(To do) Omit all images, then return the remaining material exactly as it stands.

(Extracted records)
------------------------
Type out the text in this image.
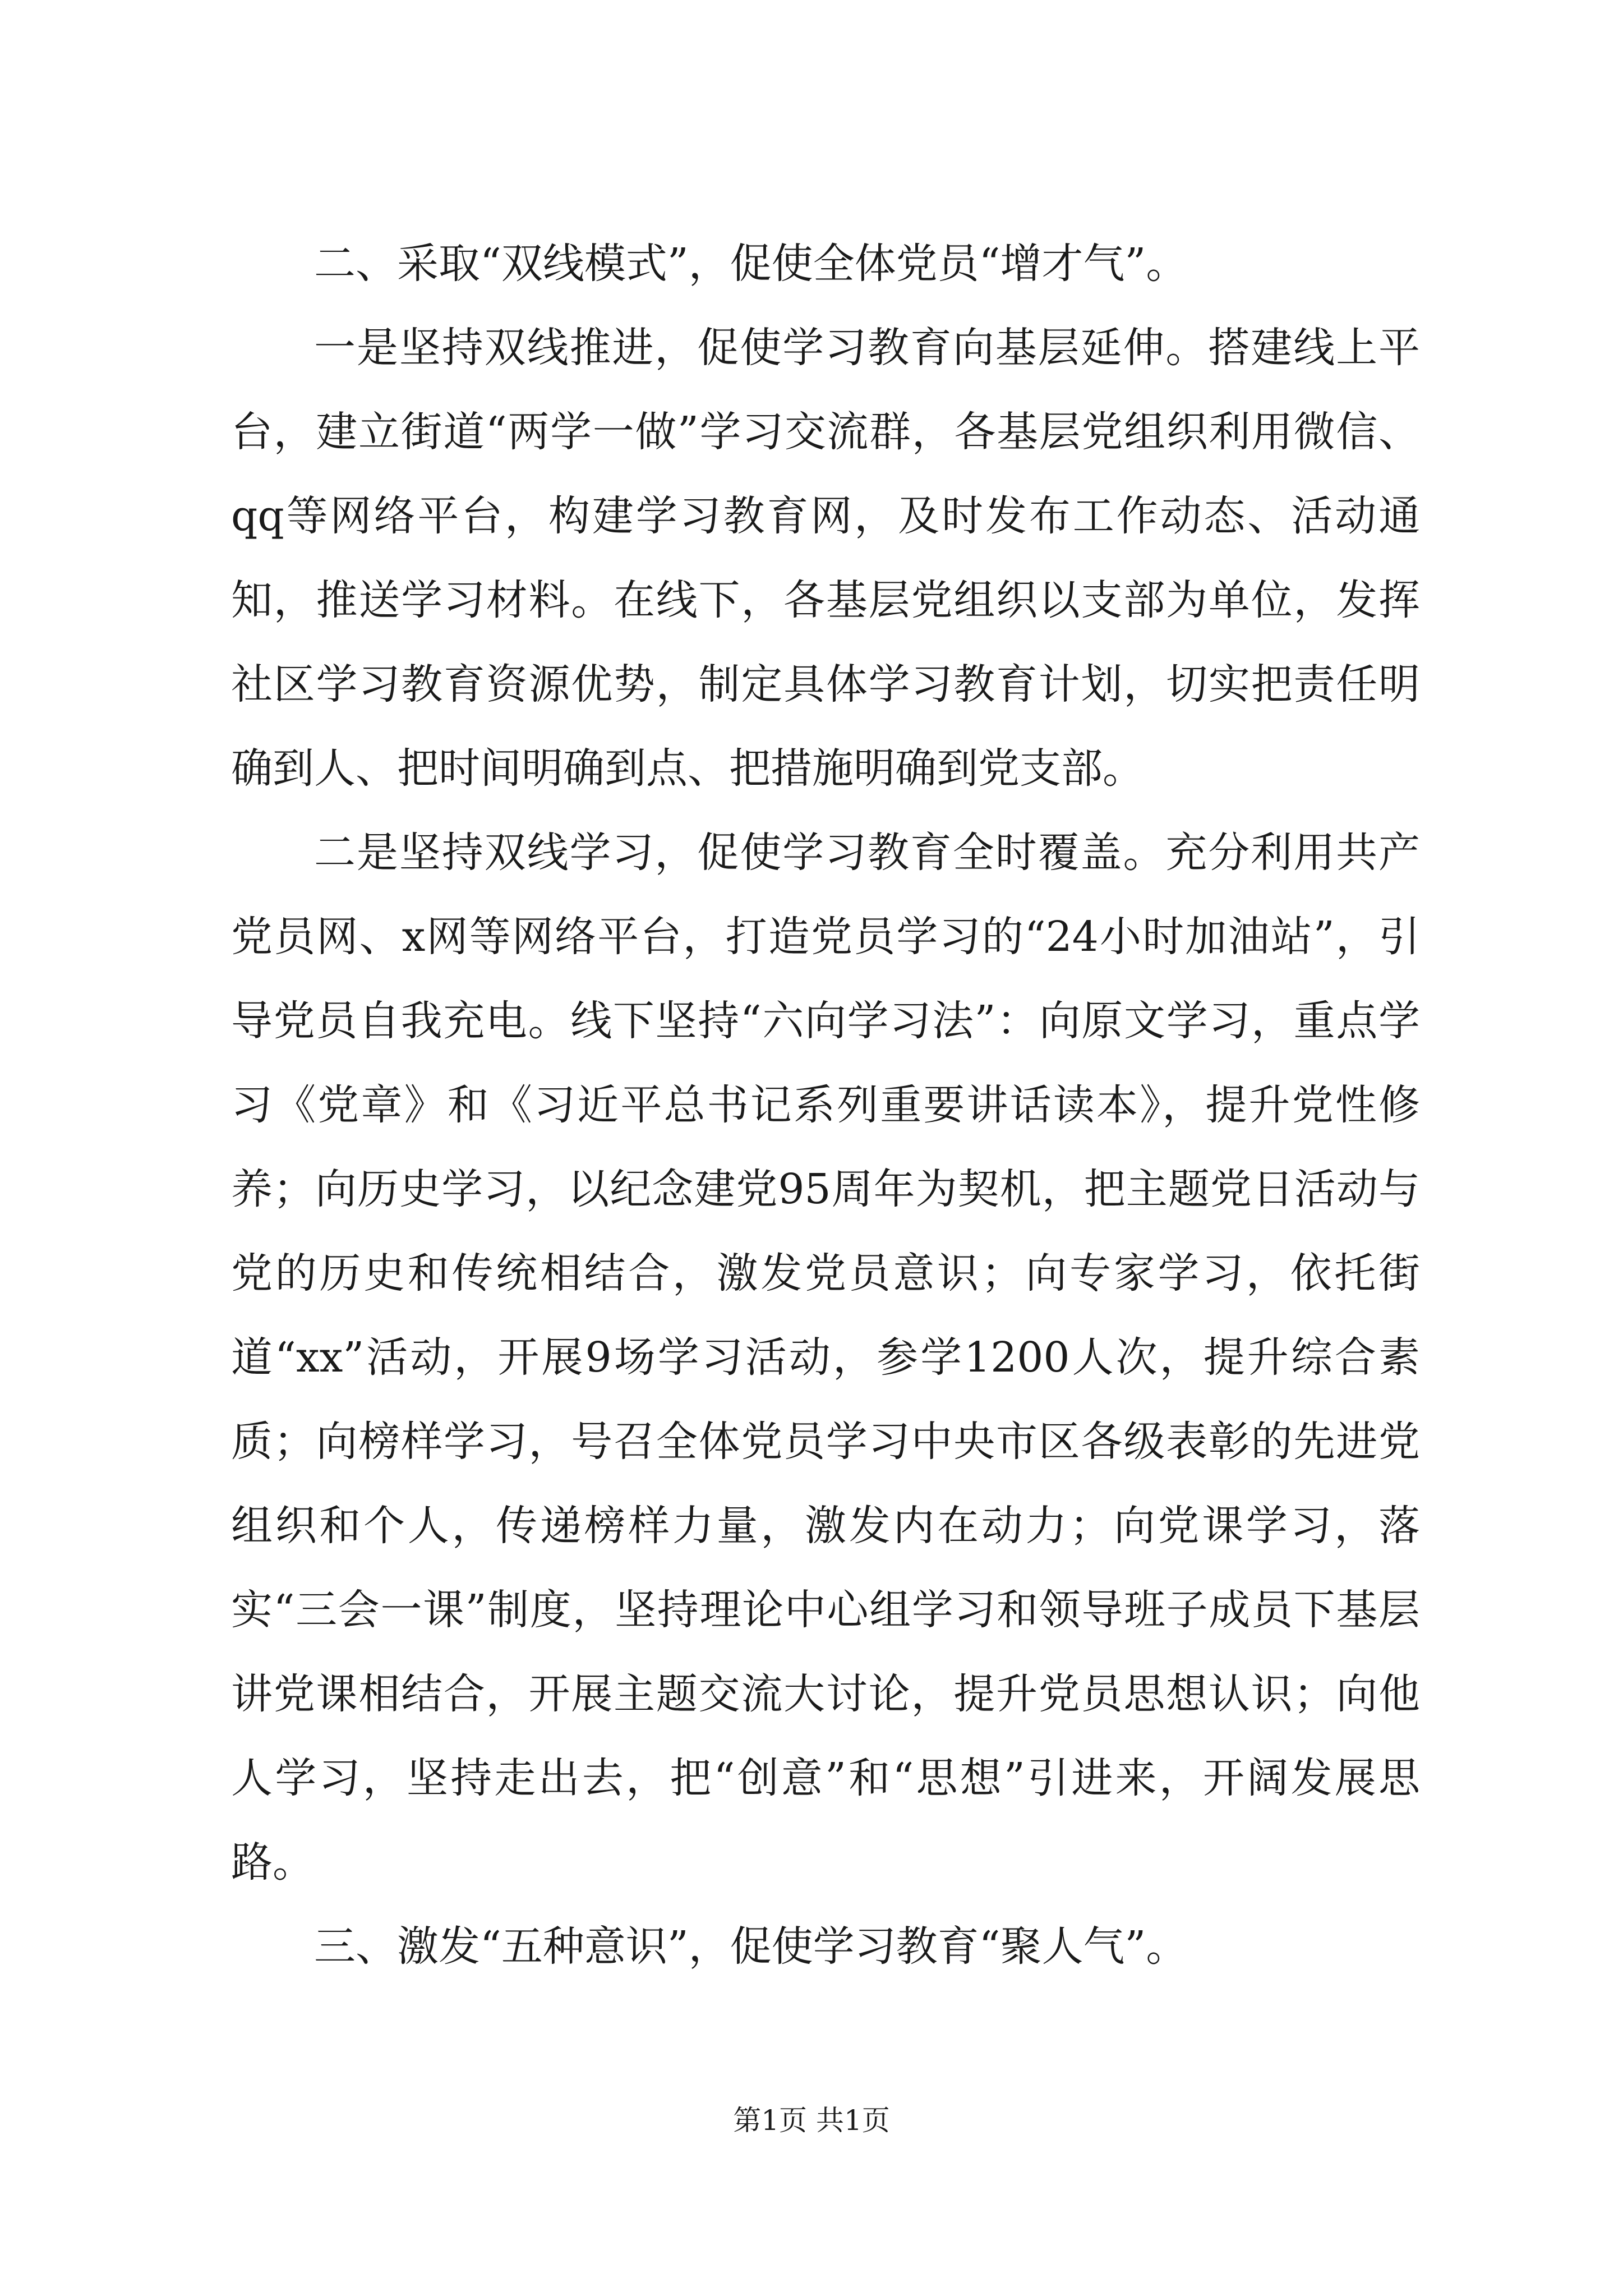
二、采取“双线模式”，促使全体党员“增才气”。

一是坚持双线推进，促使学习教育向基层延伸。搭建线上平台，建立街道“两学一做”学习交流群，各基层党组织利用微信、qq等网络平台，构建学习教育网，及时发布工作动态、活动通知，推送学习材料。在线下，各基层党组织以支部为单位，发挥社区学习教育资源优势，制定具体学习教育计划，切实把责任明确到人、把时间明确到点、把措施明确到党支部。

二是坚持双线学习，促使学习教育全时覆盖。充分利用共产党员网、x网等网络平台，打造党员学习的“24小时加油站”，引导党员自我充电。线下坚持“六向学习法”：向原文学习，重点学习《党章》和《习近平总书记系列重要讲话读本》，提升党性修养；向历史学习，以纪念建党95周年为契机，把主题党日活动与党的历史和传统相结合，激发党员意识；向专家学习，依托街道“xx”活动，开展9场学习活动，参学1200人次，提升综合素质；向榜样学习，号召全体党员学习中央市区各级表彰的先进党组织和个人，传递榜样力量，激发内在动力；向党课学习，落实“三会一课”制度，坚持理论中心组学习和领导班子成员下基层讲党课相结合，开展主题交流大讨论，提升党员思想认识；向他人学习，坚持走出去，把“创意”和“思想”引进来，开阔发展思路。

三、激发“五种意识”，促使学习教育“聚人气”。

第1页 共1页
------------------------
(Complete answer)
Type out the text in this image.
二、采取“双线模式”，促使全体党员“增才气”。

一是坚持双线推进，促使学习教育向基层延伸。搭建线上平台，建立街道“两学一做”学习交流群，各基层党组织利用微信、qq等网络平台，构建学习教育网，及时发布工作动态、活动通知，推送学习材料。在线下，各基层党组织以支部为单位，发挥社区学习教育资源优势，制定具体学习教育计划，切实把责任明确到人、把时间明确到点、把措施明确到党支部。

二是坚持双线学习，促使学习教育全时覆盖。充分利用共产党员网、x网等网络平台，打造党员学习的“24小时加油站”，引导党员自我充电。线下坚持“六向学习法”：向原文学习，重点学习《党章》和《习近平总书记系列重要讲话读本》，提升党性修养；向历史学习，以纪念建党95周年为契机，把主题党日活动与党的历史和传统相结合，激发党员意识；向专家学习，依托街道“xx”活动，开展9场学习活动，参学1200人次，提升综合素质；向榜样学习，号召全体党员学习中央市区各级表彰的先进党组织和个人，传递榜样力量，激发内在动力；向党课学习，落实“三会一课”制度，坚持理论中心组学习和领导班子成员下基层讲党课相结合，开展主题交流大讨论，提升党员思想认识；向他人学习，坚持走出去，把“创意”和“思想”引进来，开阔发展思路。

三、激发“五种意识”，促使学习教育“聚人气”。

第1页 共1页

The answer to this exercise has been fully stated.